---------- SOURCE MATERIAL

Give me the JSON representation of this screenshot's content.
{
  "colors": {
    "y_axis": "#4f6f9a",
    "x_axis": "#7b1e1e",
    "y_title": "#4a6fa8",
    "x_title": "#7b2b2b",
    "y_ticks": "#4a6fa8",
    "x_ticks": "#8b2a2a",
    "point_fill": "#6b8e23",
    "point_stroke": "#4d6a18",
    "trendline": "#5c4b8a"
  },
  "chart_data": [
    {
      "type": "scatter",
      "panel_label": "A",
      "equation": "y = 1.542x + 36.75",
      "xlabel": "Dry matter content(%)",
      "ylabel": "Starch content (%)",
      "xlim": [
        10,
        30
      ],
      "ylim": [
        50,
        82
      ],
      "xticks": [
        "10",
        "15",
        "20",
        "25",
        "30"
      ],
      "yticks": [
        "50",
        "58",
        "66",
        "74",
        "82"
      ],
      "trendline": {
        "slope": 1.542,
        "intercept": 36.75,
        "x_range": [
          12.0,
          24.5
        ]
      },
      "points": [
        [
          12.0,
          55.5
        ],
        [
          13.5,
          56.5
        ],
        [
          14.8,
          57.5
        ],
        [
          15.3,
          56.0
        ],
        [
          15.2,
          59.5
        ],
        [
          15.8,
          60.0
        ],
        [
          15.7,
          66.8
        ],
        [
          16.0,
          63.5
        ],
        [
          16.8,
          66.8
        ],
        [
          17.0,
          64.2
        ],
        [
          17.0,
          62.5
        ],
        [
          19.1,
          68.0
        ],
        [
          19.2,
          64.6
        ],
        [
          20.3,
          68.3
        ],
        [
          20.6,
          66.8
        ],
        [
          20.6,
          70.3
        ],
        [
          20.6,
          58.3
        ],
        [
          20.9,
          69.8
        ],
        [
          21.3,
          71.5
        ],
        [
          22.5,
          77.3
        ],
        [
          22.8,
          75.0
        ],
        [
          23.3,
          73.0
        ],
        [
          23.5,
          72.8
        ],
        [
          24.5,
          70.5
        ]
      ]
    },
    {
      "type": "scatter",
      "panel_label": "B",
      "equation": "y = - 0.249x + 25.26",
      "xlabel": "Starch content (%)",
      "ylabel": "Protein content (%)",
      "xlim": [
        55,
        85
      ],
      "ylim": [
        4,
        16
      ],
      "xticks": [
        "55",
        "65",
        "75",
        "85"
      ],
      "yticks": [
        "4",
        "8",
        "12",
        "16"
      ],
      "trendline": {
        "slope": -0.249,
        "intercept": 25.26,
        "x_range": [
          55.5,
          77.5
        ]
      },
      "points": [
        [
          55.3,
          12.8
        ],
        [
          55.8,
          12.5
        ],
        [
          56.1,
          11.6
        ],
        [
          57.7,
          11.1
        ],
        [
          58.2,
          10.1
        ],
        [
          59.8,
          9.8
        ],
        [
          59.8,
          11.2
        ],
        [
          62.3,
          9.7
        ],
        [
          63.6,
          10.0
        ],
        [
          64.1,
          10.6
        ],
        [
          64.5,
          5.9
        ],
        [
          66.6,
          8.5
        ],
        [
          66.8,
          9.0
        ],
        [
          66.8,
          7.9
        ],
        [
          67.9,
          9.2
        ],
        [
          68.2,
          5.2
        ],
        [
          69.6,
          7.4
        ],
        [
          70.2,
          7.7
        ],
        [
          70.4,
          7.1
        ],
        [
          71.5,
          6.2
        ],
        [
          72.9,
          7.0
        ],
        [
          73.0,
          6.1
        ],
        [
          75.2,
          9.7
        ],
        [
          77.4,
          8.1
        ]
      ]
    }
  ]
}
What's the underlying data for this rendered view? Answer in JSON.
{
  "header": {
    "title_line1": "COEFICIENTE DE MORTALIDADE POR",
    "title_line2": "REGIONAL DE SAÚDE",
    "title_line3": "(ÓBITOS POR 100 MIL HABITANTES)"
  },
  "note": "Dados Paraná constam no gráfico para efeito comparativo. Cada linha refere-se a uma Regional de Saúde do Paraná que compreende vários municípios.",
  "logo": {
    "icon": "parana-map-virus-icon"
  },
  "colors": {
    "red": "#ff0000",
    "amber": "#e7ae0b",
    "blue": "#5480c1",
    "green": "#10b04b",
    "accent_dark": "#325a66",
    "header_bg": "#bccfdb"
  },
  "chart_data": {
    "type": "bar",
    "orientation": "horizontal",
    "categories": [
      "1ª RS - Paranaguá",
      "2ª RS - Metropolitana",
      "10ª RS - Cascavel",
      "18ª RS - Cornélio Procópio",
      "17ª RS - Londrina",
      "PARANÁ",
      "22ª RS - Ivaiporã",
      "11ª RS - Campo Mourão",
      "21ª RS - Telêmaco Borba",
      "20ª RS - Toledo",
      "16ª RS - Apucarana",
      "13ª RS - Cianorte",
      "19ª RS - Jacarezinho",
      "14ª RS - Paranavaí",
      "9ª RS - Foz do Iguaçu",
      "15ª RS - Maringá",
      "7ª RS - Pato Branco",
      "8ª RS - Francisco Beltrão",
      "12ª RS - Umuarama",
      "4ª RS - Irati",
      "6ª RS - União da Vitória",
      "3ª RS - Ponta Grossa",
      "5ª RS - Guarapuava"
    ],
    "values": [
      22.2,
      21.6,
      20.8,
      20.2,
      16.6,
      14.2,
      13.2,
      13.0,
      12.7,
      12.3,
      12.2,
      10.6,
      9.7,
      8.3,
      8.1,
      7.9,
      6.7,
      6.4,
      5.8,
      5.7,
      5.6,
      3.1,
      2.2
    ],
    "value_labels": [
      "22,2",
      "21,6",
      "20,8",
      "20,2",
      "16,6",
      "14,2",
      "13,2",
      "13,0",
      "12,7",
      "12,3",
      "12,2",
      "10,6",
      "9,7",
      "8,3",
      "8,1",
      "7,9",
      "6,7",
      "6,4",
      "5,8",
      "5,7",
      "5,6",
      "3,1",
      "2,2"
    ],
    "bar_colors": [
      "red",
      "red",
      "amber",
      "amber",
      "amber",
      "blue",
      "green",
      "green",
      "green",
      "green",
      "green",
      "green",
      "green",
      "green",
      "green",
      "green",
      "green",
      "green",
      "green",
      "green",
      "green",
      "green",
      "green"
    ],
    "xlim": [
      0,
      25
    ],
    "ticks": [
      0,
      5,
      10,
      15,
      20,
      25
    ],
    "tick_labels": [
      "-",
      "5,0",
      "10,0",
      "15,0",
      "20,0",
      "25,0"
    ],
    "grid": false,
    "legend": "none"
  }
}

--------------------

Would you print all of the entries exactly as they stand?

## FINISHED TASK
Give me the JSON representation of this screenshot's content.
{
  "colors": {
    "y_axis": "#4f6f9a",
    "x_axis": "#7b1e1e",
    "y_title": "#4a6fa8",
    "x_title": "#7b2b2b",
    "y_ticks": "#4a6fa8",
    "x_ticks": "#8b2a2a",
    "point_fill": "#6b8e23",
    "point_stroke": "#4d6a18",
    "trendline": "#5c4b8a"
  },
  "chart_data": [
    {
      "type": "scatter",
      "panel_label": "A",
      "equation": "y = 1.542x + 36.75",
      "xlabel": "Dry matter content(%)",
      "ylabel": "Starch content (%)",
      "xlim": [
        10,
        30
      ],
      "ylim": [
        50,
        82
      ],
      "xticks": [
        "10",
        "15",
        "20",
        "25",
        "30"
      ],
      "yticks": [
        "50",
        "58",
        "66",
        "74",
        "82"
      ],
      "trendline": {
        "slope": 1.542,
        "intercept": 36.75,
        "x_range": [
          12.0,
          24.5
        ]
      },
      "points": [
        [
          12.0,
          55.5
        ],
        [
          13.5,
          56.5
        ],
        [
          14.8,
          57.5
        ],
        [
          15.3,
          56.0
        ],
        [
          15.2,
          59.5
        ],
        [
          15.8,
          60.0
        ],
        [
          15.7,
          66.8
        ],
        [
          16.0,
          63.5
        ],
        [
          16.8,
          66.8
        ],
        [
          17.0,
          64.2
        ],
        [
          17.0,
          62.5
        ],
        [
          19.1,
          68.0
        ],
        [
          19.2,
          64.6
        ],
        [
          20.3,
          68.3
        ],
        [
          20.6,
          66.8
        ],
        [
          20.6,
          70.3
        ],
        [
          20.6,
          58.3
        ],
        [
          20.9,
          69.8
        ],
        [
          21.3,
          71.5
        ],
        [
          22.5,
          77.3
        ],
        [
          22.8,
          75.0
        ],
        [
          23.3,
          73.0
        ],
        [
          23.5,
          72.8
        ],
        [
          24.5,
          70.5
        ]
      ]
    },
    {
      "type": "scatter",
      "panel_label": "B",
      "equation": "y = - 0.249x + 25.26",
      "xlabel": "Starch content (%)",
      "ylabel": "Protein content (%)",
      "xlim": [
        55,
        85
      ],
      "ylim": [
        4,
        16
      ],
      "xticks": [
        "55",
        "65",
        "75",
        "85"
      ],
      "yticks": [
        "4",
        "8",
        "12",
        "16"
      ],
      "trendline": {
        "slope": -0.249,
        "intercept": 25.26,
        "x_range": [
          55.5,
          77.5
        ]
      },
      "points": [
        [
          55.3,
          12.8
        ],
        [
          55.8,
          12.5
        ],
        [
          56.1,
          11.6
        ],
        [
          57.7,
          11.1
        ],
        [
          58.2,
          10.1
        ],
        [
          59.8,
          9.8
        ],
        [
          59.8,
          11.2
        ],
        [
          62.3,
          9.7
        ],
        [
          63.6,
          10.0
        ],
        [
          64.1,
          10.6
        ],
        [
          64.5,
          5.9
        ],
        [
          66.6,
          8.5
        ],
        [
          66.8,
          9.0
        ],
        [
          66.8,
          7.9
        ],
        [
          67.9,
          9.2
        ],
        [
          68.2,
          5.2
        ],
        [
          69.6,
          7.4
        ],
        [
          70.2,
          7.7
        ],
        [
          70.4,
          7.1
        ],
        [
          71.5,
          6.2
        ],
        [
          72.9,
          7.0
        ],
        [
          73.0,
          6.1
        ],
        [
          75.2,
          9.7
        ],
        [
          77.4,
          8.1
        ]
      ]
    }
  ]
}
What's the underlying data for this rendered view? Answer in JSON.
{
  "header": {
    "title_line1": "COEFICIENTE DE MORTALIDADE POR",
    "title_line2": "REGIONAL DE SAÚDE",
    "title_line3": "(ÓBITOS POR 100 MIL HABITANTES)"
  },
  "note": "Dados Paraná constam no gráfico para efeito comparativo. Cada linha refere-se a uma Regional de Saúde do Paraná que compreende vários municípios.",
  "logo": {
    "icon": "parana-map-virus-icon"
  },
  "colors": {
    "red": "#ff0000",
    "amber": "#e7ae0b",
    "blue": "#5480c1",
    "green": "#10b04b",
    "accent_dark": "#325a66",
    "header_bg": "#bccfdb"
  },
  "chart_data": {
    "type": "bar",
    "orientation": "horizontal",
    "categories": [
      "1ª RS - Paranaguá",
      "2ª RS - Metropolitana",
      "10ª RS - Cascavel",
      "18ª RS - Cornélio Procópio",
      "17ª RS - Londrina",
      "PARANÁ",
      "22ª RS - Ivaiporã",
      "11ª RS - Campo Mourão",
      "21ª RS - Telêmaco Borba",
      "20ª RS - Toledo",
      "16ª RS - Apucarana",
      "13ª RS - Cianorte",
      "19ª RS - Jacarezinho",
      "14ª RS - Paranavaí",
      "9ª RS - Foz do Iguaçu",
      "15ª RS - Maringá",
      "7ª RS - Pato Branco",
      "8ª RS - Francisco Beltrão",
      "12ª RS - Umuarama",
      "4ª RS - Irati",
      "6ª RS - União da Vitória",
      "3ª RS - Ponta Grossa",
      "5ª RS - Guarapuava"
    ],
    "values": [
      22.2,
      21.6,
      20.8,
      20.2,
      16.6,
      14.2,
      13.2,
      13.0,
      12.7,
      12.3,
      12.2,
      10.6,
      9.7,
      8.3,
      8.1,
      7.9,
      6.7,
      6.4,
      5.8,
      5.7,
      5.6,
      3.1,
      2.2
    ],
    "value_labels": [
      "22,2",
      "21,6",
      "20,8",
      "20,2",
      "16,6",
      "14,2",
      "13,2",
      "13,0",
      "12,7",
      "12,3",
      "12,2",
      "10,6",
      "9,7",
      "8,3",
      "8,1",
      "7,9",
      "6,7",
      "6,4",
      "5,8",
      "5,7",
      "5,6",
      "3,1",
      "2,2"
    ],
    "bar_colors": [
      "red",
      "red",
      "amber",
      "amber",
      "amber",
      "blue",
      "green",
      "green",
      "green",
      "green",
      "green",
      "green",
      "green",
      "green",
      "green",
      "green",
      "green",
      "green",
      "green",
      "green",
      "green",
      "green",
      "green"
    ],
    "xlim": [
      0,
      25
    ],
    "ticks": [
      0,
      5,
      10,
      15,
      20,
      25
    ],
    "tick_labels": [
      "-",
      "5,0",
      "10,0",
      "15,0",
      "20,0",
      "25,0"
    ],
    "grid": false,
    "legend": "none"
  }
}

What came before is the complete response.